### Directions
Pick every line with "JSON" from the material below.
━━━━━━━━━━━━━━━━━━━━
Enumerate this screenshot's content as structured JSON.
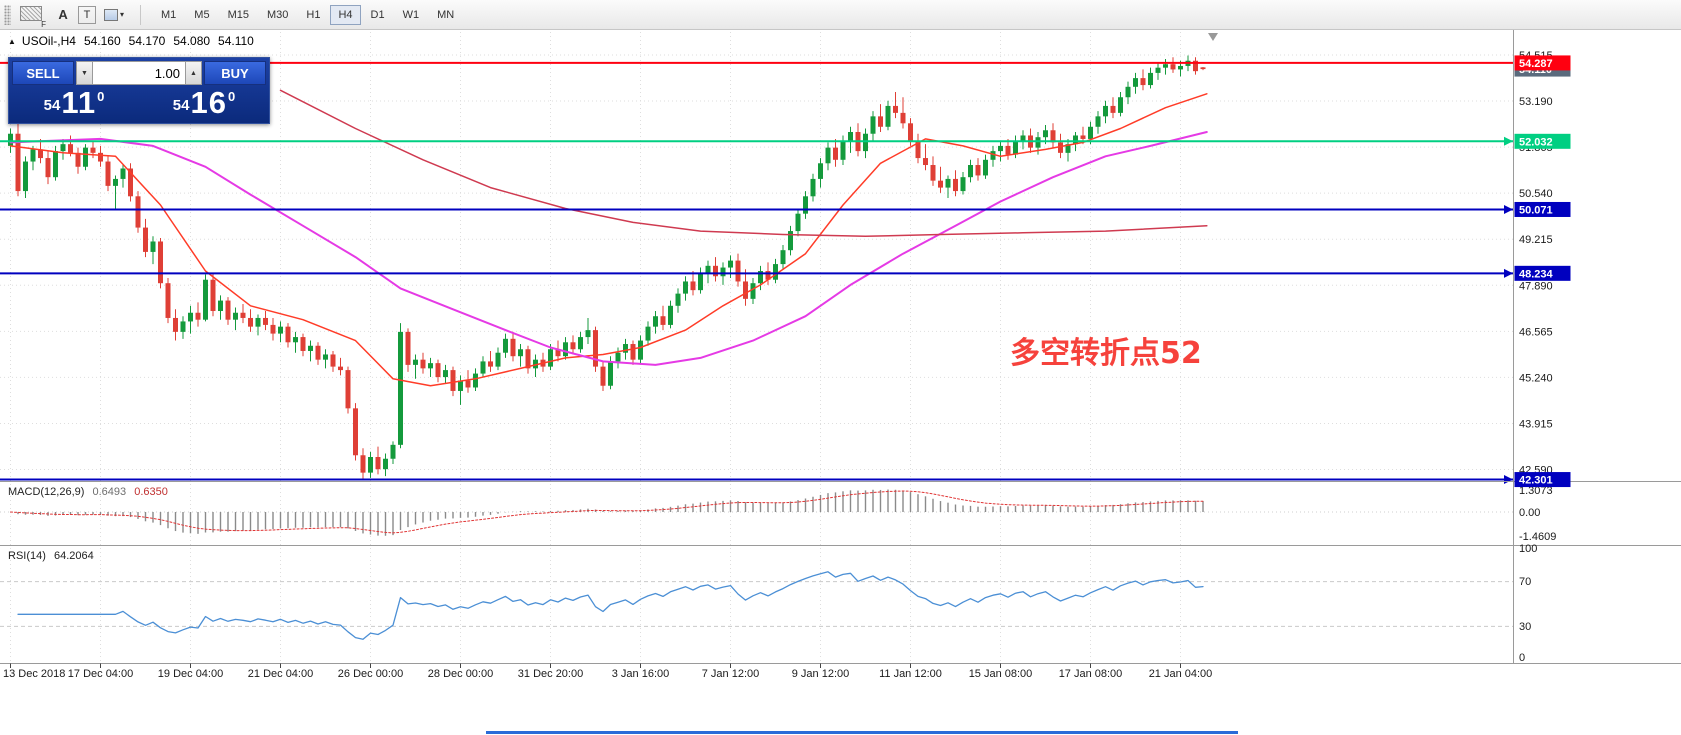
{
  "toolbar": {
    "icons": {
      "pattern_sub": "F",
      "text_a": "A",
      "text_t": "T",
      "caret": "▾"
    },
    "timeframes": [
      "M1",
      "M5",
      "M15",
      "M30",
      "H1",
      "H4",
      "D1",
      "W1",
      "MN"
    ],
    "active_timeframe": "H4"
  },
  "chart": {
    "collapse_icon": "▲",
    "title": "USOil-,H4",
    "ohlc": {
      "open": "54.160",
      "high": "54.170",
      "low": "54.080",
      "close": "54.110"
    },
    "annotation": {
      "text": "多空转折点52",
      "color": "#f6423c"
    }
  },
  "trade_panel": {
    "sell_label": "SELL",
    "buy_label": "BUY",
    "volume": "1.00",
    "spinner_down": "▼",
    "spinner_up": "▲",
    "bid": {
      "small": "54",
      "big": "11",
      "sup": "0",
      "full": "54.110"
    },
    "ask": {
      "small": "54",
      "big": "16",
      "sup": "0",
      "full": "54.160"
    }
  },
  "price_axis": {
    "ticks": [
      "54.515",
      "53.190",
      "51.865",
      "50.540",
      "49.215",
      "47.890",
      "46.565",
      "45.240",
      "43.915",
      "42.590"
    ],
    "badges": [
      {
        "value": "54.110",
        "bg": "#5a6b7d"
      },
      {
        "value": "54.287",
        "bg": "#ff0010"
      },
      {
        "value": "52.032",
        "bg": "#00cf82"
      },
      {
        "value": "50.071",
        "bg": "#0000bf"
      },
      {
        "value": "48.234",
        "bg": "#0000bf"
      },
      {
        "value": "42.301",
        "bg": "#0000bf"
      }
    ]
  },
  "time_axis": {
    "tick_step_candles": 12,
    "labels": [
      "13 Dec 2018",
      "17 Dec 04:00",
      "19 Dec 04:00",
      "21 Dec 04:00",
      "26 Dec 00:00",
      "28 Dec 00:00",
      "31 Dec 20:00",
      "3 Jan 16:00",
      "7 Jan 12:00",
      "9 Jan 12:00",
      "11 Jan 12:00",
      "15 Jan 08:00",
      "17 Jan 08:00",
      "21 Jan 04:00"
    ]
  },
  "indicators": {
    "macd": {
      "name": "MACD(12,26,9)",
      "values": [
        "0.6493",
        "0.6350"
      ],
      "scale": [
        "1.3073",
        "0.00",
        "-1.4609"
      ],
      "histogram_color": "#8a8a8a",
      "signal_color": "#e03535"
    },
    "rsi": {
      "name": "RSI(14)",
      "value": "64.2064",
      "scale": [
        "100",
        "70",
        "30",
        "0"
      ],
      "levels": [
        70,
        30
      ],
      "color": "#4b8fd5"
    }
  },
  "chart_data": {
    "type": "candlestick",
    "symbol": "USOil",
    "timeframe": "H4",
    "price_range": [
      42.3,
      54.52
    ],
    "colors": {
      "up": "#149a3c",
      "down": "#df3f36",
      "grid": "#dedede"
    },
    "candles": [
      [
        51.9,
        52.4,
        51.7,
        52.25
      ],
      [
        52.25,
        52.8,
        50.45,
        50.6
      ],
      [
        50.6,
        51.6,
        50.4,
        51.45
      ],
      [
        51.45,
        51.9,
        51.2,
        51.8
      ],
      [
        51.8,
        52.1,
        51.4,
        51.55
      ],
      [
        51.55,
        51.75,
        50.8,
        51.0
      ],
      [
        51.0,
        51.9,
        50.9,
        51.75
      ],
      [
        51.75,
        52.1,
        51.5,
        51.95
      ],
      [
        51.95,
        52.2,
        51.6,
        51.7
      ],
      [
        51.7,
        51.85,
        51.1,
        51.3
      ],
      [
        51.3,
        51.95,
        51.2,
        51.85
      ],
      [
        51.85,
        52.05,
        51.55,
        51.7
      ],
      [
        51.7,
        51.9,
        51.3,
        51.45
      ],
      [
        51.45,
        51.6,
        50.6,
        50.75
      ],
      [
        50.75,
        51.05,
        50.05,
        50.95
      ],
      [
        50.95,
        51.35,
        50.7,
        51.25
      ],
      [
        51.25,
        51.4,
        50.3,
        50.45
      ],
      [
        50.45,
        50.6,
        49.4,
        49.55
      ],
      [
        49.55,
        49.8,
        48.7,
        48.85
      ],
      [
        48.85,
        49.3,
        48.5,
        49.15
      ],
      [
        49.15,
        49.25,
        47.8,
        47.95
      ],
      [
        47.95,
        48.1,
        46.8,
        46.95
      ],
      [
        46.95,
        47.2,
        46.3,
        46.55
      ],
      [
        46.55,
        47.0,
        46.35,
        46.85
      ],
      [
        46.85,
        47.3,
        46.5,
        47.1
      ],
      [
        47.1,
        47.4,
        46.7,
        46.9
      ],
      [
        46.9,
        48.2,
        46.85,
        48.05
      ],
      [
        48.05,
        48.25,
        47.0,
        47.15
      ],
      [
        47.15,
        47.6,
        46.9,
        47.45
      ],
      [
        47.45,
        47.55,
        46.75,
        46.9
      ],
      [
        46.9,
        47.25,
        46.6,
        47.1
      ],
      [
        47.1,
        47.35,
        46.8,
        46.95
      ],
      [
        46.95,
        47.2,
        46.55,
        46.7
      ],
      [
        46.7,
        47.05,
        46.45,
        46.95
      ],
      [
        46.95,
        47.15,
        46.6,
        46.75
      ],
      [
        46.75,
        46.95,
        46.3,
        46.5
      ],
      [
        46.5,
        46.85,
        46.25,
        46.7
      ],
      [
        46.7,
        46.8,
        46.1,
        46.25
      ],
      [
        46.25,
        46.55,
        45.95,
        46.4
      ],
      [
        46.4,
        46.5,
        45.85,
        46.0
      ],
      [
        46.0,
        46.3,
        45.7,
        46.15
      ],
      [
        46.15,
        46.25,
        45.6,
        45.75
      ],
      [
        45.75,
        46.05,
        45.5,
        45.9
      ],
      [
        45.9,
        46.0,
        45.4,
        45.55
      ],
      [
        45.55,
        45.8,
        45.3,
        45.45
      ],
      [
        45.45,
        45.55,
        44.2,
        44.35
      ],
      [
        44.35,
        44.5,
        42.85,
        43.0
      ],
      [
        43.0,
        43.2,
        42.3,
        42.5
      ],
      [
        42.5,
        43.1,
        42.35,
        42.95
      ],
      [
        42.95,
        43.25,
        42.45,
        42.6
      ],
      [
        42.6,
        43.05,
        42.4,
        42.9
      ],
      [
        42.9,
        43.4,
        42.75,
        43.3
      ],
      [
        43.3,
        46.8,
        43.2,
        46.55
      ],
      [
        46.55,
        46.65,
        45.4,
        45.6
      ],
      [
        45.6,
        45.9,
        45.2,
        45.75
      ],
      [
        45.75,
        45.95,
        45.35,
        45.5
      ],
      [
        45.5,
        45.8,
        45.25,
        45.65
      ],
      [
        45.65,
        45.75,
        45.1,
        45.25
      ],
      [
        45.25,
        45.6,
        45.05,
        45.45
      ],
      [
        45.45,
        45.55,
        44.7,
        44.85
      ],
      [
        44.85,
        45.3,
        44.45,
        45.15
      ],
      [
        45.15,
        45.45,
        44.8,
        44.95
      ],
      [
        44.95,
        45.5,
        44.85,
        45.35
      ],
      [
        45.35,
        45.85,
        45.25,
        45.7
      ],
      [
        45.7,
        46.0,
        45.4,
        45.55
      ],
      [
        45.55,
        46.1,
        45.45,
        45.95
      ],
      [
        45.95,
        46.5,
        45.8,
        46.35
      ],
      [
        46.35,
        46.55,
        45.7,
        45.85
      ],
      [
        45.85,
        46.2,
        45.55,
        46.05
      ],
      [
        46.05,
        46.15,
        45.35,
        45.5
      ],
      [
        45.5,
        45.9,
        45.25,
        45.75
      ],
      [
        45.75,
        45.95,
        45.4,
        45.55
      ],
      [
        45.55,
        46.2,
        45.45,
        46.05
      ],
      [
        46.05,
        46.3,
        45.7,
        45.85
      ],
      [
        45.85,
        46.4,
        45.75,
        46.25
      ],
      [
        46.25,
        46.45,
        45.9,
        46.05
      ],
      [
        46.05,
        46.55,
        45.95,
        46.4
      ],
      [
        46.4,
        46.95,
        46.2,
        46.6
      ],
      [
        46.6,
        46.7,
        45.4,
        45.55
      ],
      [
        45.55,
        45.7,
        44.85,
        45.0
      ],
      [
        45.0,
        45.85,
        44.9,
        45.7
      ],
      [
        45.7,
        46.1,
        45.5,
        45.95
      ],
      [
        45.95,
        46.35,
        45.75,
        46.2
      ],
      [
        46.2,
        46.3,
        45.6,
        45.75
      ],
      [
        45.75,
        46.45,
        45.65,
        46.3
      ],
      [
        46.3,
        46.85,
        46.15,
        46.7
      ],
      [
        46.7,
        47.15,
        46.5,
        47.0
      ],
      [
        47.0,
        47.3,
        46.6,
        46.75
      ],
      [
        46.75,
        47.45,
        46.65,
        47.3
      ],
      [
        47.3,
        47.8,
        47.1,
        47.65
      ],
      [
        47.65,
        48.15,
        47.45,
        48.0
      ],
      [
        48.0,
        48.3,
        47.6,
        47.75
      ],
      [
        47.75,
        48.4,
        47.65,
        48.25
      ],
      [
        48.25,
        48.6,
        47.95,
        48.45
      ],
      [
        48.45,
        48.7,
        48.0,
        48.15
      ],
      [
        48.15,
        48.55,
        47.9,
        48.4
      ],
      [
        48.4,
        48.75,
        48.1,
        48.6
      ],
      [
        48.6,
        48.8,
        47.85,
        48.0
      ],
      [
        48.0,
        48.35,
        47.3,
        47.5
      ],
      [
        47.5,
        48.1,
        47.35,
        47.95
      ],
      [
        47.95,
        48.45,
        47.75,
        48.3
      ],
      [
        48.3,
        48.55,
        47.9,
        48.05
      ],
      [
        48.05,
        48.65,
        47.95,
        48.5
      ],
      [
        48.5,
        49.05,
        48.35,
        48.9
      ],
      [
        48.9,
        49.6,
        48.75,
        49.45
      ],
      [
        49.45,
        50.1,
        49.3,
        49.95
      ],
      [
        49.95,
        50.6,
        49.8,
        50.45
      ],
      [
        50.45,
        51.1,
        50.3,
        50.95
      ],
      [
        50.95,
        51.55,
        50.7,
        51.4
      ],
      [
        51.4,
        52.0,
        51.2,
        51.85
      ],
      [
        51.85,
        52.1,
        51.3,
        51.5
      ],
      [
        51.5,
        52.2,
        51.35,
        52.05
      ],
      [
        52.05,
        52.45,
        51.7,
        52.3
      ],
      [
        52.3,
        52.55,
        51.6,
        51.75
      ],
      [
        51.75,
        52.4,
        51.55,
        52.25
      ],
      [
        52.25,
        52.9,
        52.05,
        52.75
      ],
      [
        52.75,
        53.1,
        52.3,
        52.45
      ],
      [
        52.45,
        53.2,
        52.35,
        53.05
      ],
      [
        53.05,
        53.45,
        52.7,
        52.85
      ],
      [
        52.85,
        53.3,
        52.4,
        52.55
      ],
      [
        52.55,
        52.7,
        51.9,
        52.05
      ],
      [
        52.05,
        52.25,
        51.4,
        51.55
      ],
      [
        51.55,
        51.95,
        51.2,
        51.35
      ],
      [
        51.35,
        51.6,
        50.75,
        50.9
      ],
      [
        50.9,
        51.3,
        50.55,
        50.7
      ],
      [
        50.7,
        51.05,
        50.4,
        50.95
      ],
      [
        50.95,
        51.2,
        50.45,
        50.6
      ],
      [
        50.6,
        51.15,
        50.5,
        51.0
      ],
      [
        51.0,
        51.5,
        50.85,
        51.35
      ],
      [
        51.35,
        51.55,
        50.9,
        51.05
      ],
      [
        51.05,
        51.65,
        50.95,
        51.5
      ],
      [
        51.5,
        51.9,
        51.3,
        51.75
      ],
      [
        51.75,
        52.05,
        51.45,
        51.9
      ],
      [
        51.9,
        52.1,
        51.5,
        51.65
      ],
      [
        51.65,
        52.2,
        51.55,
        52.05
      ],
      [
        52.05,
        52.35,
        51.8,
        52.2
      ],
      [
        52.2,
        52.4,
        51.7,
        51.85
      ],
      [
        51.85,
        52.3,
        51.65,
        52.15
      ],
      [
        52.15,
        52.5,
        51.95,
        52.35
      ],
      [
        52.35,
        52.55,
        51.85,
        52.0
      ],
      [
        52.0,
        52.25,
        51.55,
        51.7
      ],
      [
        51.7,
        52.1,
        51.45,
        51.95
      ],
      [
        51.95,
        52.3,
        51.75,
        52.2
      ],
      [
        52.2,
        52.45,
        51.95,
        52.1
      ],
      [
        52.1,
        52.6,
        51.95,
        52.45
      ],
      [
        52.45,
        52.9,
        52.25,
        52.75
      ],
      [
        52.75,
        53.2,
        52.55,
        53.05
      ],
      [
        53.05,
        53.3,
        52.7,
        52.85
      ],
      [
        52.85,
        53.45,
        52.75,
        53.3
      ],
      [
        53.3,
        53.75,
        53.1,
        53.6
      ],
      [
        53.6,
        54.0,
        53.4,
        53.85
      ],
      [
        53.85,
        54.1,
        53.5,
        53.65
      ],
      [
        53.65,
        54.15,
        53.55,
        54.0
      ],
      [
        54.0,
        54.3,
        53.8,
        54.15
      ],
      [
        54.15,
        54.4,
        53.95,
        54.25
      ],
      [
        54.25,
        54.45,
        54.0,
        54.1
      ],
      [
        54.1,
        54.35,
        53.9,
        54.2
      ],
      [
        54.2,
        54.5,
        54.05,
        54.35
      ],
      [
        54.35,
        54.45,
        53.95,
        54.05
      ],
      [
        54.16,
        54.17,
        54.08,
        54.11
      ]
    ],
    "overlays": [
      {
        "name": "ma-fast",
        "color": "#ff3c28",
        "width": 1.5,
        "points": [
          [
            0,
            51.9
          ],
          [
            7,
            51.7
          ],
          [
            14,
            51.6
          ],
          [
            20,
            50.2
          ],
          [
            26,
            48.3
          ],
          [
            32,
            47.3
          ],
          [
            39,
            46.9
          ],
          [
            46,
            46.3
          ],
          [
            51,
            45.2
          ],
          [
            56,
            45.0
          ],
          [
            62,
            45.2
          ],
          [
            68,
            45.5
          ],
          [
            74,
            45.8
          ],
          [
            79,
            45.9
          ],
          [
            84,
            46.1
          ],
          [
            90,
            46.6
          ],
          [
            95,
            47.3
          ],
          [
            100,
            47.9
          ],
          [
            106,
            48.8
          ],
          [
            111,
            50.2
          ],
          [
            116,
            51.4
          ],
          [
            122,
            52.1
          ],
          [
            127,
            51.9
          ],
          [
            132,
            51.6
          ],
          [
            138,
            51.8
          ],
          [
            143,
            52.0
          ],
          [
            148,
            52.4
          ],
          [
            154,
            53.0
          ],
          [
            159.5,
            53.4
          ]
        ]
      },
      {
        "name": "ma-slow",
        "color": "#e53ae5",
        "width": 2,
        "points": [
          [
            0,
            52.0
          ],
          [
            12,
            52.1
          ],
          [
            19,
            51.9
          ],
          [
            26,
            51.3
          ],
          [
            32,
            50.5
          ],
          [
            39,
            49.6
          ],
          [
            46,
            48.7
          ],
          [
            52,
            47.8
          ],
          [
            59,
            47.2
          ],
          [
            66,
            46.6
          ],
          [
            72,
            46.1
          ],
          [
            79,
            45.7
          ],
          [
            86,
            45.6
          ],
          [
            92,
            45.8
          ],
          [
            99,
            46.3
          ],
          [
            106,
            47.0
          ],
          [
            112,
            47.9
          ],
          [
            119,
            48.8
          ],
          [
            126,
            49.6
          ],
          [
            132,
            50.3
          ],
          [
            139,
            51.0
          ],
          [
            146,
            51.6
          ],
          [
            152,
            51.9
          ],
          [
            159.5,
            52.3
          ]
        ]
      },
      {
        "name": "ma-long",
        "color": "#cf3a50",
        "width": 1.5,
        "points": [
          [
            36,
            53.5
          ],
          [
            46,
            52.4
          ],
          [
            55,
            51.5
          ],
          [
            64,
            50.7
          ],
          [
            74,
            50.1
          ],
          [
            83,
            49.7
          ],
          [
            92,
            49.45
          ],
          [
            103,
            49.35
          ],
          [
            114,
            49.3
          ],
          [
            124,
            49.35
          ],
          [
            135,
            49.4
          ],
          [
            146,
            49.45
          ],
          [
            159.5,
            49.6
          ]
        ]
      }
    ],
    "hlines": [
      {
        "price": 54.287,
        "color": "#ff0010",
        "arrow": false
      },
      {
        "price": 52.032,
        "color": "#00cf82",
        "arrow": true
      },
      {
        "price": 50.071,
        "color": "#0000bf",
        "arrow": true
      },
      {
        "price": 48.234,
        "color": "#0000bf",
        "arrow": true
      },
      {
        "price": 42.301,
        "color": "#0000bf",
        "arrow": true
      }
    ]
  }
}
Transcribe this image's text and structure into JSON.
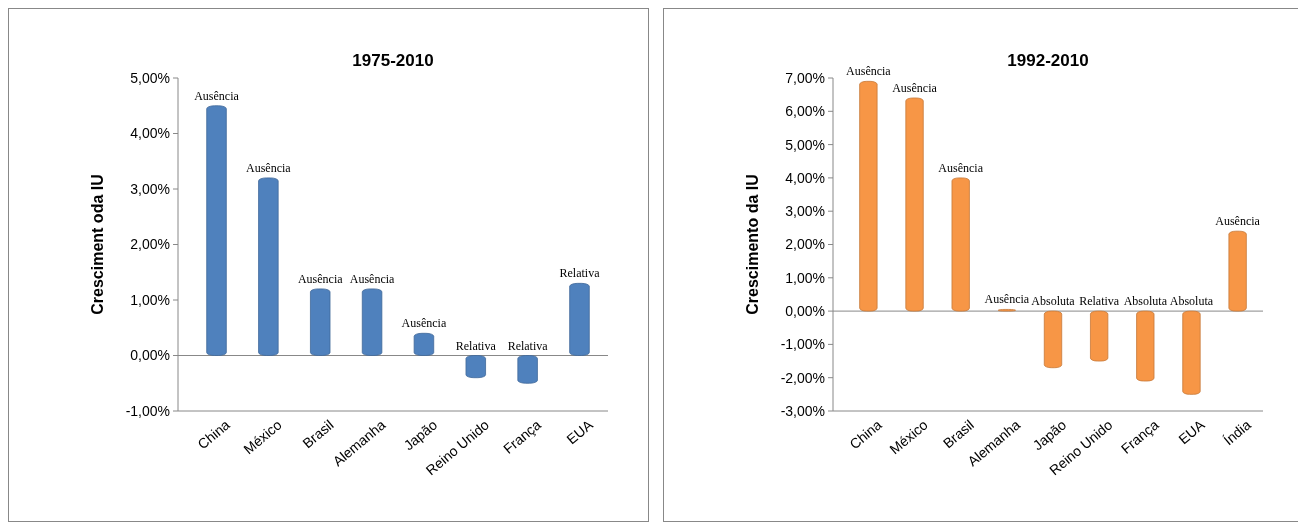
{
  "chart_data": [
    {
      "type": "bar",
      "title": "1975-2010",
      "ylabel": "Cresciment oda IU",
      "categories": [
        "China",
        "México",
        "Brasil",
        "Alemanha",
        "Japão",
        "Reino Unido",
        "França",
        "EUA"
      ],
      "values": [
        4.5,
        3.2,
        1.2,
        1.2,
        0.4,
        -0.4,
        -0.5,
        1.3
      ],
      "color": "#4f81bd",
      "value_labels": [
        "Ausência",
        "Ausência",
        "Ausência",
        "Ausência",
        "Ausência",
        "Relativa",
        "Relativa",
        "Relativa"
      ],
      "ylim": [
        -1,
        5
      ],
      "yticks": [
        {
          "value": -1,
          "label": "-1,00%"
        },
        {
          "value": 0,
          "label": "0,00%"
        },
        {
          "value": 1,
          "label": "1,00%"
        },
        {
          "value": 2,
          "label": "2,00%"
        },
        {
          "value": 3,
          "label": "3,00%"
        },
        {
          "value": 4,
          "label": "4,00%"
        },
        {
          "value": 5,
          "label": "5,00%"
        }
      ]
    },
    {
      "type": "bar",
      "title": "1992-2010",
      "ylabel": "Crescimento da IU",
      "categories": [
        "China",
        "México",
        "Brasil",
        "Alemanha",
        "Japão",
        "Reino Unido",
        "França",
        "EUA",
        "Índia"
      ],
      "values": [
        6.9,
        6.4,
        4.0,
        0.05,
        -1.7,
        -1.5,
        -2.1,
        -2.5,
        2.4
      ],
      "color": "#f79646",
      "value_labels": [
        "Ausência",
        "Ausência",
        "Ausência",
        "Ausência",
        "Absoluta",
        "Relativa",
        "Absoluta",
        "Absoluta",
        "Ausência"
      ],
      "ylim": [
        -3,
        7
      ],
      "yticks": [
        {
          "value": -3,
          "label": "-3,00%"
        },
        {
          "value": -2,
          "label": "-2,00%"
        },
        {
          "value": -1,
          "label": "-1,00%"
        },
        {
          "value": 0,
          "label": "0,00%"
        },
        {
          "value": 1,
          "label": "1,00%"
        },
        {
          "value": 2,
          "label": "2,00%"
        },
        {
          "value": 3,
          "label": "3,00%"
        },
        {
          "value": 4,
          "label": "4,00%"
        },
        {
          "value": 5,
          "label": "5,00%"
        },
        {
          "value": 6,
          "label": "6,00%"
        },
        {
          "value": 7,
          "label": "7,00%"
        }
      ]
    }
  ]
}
━━━━━━━━━━━━━━━━━━━━
### Completed exercise
Enumerate this screenshot's content as structured JSON.
Transcribe this image's text and structure into JSON.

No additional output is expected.